TASK DETAILS → Every line below that holds the string "dentro" should be copied out.

(Dataset excerpt)
* Begin *
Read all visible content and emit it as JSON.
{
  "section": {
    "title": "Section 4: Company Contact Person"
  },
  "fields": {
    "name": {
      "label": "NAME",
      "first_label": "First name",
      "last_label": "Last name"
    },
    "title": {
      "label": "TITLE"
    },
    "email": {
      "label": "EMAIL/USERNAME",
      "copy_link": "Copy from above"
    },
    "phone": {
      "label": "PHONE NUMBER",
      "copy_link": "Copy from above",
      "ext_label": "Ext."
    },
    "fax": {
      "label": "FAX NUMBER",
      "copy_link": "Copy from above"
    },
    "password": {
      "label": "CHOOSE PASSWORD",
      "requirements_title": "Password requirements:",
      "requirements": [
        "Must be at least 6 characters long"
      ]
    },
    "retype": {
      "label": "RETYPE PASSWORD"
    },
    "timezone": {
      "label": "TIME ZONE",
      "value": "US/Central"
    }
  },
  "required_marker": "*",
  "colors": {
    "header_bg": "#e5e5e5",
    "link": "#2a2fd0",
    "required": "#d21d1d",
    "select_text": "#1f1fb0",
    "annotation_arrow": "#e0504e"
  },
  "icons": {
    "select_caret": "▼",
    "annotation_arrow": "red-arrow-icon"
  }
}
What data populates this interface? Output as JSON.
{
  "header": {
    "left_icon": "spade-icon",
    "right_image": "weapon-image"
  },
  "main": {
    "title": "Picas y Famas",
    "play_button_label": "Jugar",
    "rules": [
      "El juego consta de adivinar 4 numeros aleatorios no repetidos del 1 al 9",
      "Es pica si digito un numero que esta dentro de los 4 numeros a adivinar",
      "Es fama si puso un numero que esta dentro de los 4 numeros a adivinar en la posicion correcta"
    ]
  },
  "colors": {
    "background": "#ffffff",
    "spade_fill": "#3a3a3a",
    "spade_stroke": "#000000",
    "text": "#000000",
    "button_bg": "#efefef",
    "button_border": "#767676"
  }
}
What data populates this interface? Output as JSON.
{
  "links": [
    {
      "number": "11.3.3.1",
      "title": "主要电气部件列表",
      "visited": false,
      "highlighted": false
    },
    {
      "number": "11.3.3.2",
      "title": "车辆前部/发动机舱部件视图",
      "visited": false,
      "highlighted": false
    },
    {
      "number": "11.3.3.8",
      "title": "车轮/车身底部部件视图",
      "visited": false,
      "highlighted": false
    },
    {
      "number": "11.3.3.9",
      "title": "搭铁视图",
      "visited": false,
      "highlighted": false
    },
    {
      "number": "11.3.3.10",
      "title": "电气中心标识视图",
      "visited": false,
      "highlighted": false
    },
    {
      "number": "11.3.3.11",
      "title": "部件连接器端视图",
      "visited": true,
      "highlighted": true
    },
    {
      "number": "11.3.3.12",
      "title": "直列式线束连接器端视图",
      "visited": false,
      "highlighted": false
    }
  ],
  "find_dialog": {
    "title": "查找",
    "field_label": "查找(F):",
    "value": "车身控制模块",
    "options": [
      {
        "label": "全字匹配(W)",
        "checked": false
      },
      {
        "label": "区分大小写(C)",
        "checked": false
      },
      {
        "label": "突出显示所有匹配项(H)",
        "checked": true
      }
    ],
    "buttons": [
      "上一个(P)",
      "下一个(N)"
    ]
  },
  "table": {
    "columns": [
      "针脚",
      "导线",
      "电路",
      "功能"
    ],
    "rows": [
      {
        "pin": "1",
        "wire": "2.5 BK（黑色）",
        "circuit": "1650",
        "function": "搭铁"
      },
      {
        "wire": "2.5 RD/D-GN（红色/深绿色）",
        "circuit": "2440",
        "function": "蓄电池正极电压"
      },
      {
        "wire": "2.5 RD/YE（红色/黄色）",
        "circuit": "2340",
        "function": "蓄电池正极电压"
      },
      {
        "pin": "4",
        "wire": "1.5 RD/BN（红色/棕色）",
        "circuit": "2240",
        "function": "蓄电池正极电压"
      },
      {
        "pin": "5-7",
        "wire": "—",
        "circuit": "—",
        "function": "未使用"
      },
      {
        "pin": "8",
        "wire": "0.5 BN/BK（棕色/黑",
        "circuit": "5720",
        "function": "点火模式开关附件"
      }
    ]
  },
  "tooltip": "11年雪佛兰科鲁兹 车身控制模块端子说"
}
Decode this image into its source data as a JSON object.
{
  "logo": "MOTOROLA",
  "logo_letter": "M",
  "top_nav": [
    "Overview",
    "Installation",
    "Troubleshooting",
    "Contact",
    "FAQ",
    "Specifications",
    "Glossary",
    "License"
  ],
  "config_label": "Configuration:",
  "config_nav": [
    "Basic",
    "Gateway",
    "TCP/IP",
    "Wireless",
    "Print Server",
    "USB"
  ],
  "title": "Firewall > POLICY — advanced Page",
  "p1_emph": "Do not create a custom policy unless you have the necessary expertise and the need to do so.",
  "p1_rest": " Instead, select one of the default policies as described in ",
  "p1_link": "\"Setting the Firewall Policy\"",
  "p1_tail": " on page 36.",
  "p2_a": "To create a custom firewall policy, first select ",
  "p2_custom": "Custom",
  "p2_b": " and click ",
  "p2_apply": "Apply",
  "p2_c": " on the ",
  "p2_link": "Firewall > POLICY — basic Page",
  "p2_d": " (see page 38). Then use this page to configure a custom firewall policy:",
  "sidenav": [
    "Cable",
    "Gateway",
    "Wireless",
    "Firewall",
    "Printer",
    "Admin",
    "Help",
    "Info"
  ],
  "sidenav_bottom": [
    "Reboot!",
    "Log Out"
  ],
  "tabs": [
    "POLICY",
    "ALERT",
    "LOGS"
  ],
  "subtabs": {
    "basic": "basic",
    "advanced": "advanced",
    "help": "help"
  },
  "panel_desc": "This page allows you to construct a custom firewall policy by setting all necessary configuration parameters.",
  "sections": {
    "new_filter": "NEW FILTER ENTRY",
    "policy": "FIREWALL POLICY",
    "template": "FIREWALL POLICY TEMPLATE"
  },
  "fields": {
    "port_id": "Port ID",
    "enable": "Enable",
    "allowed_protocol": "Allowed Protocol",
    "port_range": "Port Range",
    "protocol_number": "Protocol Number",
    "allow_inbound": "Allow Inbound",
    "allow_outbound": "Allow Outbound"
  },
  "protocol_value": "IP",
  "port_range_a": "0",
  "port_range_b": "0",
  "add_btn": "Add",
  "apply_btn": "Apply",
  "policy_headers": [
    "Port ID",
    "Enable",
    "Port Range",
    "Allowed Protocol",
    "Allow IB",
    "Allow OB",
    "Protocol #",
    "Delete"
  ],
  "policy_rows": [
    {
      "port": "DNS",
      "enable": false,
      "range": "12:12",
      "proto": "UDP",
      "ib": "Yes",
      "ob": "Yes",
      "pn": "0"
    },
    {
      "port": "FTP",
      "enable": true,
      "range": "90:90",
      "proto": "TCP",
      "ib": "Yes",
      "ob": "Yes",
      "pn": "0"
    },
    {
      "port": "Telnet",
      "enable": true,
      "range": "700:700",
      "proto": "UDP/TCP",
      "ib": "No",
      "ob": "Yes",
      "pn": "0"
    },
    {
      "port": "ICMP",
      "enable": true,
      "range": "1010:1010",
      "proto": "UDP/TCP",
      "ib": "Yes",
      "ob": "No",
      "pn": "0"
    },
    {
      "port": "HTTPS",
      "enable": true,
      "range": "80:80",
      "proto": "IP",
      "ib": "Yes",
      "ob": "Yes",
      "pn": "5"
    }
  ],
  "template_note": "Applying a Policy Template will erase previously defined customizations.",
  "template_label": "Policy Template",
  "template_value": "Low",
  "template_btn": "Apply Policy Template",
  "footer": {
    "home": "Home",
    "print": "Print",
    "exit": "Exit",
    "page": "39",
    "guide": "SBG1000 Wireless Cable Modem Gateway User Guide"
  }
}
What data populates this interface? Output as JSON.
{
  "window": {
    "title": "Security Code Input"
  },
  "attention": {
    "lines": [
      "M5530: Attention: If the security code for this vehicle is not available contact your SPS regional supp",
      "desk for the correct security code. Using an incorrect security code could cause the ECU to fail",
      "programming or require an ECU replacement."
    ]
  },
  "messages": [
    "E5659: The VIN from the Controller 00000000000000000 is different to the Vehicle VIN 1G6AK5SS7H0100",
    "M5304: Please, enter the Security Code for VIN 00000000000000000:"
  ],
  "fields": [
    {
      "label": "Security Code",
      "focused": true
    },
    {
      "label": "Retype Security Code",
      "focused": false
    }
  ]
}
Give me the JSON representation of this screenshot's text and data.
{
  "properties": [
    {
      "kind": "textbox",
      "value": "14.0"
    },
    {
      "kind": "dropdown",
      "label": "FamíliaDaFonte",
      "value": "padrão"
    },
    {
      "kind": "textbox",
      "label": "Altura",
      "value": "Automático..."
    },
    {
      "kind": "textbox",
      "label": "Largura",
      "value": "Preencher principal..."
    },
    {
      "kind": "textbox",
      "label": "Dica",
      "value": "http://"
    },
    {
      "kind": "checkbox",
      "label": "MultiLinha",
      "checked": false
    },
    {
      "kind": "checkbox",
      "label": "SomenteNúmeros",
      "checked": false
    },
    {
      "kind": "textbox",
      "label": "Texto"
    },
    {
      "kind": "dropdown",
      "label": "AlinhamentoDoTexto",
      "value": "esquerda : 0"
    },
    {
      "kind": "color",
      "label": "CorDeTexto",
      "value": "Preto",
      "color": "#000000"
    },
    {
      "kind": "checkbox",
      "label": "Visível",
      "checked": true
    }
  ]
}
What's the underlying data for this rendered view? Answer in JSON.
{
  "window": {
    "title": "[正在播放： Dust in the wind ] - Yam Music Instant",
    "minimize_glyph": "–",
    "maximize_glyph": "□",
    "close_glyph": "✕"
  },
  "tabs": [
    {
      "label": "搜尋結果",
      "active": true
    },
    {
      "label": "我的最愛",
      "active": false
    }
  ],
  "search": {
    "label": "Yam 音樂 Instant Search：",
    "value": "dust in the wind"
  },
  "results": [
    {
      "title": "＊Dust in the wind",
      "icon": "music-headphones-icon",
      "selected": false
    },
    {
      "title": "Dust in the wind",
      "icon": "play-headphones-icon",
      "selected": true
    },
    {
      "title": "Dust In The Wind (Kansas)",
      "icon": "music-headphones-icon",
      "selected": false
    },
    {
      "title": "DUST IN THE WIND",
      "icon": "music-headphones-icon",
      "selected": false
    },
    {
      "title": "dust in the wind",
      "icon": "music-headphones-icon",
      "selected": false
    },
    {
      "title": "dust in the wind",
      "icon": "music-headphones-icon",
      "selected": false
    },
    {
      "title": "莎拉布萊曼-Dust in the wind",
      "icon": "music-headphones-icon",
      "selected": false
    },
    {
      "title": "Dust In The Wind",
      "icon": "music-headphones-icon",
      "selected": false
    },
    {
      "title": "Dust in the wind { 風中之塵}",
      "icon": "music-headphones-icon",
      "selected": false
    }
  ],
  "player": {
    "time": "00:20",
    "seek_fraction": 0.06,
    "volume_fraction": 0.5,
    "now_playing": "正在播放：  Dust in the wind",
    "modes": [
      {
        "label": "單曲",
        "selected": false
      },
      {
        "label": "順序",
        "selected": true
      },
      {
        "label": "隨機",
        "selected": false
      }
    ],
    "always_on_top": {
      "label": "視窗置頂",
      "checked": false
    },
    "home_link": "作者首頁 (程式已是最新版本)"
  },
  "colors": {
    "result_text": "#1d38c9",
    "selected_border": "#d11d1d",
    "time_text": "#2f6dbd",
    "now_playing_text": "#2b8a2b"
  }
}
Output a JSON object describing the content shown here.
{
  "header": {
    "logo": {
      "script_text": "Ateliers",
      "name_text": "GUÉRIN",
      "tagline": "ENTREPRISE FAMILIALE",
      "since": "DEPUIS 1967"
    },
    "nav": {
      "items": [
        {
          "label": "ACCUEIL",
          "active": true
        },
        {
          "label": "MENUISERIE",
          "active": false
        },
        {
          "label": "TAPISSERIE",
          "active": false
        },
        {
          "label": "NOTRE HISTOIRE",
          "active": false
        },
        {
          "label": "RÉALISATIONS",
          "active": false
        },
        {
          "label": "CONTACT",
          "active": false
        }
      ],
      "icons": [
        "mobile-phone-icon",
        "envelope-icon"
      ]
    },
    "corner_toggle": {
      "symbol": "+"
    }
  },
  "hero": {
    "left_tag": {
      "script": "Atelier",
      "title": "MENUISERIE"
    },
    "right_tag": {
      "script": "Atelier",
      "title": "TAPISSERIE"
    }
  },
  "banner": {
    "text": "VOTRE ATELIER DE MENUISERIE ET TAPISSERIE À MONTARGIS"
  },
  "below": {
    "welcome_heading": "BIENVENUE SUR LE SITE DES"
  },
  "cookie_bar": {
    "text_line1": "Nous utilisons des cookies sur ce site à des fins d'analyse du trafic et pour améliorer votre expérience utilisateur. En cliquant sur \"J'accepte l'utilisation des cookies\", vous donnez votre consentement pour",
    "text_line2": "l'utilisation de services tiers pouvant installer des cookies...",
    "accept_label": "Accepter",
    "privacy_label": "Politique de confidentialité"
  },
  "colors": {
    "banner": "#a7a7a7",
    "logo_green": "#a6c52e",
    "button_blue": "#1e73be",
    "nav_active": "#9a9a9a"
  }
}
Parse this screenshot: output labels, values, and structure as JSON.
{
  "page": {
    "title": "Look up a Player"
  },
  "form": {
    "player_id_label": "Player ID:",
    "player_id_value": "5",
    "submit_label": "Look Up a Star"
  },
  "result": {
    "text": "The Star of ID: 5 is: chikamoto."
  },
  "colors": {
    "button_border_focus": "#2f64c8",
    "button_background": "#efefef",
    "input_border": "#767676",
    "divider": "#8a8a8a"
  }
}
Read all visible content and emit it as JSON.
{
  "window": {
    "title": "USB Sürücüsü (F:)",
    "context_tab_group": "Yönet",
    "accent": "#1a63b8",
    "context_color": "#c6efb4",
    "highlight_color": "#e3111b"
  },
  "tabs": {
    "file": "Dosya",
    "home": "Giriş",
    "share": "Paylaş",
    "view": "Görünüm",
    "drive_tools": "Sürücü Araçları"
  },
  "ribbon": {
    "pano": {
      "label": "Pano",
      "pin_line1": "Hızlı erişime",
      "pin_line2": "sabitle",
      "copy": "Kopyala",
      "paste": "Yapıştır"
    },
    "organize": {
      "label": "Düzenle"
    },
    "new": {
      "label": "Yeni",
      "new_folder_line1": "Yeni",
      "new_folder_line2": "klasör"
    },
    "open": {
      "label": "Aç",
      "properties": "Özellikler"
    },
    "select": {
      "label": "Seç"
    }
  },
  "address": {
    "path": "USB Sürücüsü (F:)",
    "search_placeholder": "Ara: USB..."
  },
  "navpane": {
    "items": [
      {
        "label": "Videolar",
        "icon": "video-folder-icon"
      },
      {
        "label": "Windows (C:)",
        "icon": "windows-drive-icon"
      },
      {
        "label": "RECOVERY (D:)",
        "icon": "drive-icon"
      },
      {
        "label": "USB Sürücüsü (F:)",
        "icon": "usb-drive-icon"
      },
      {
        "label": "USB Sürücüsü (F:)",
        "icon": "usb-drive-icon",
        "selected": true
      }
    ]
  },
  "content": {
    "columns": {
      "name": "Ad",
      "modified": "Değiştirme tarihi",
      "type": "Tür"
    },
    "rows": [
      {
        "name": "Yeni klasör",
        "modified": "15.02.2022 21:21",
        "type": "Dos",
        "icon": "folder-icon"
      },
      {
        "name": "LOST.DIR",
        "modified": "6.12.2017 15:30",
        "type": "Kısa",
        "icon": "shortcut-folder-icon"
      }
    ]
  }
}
* End *
SOLUTION FOR THIS EXERCISE →
      "Es pica si digito un numero que esta dentro de los 4 numeros a adivinar",
      "Es fama si puso un numero que esta dentro de los 4 numeros a adivinar en la posicion correcta"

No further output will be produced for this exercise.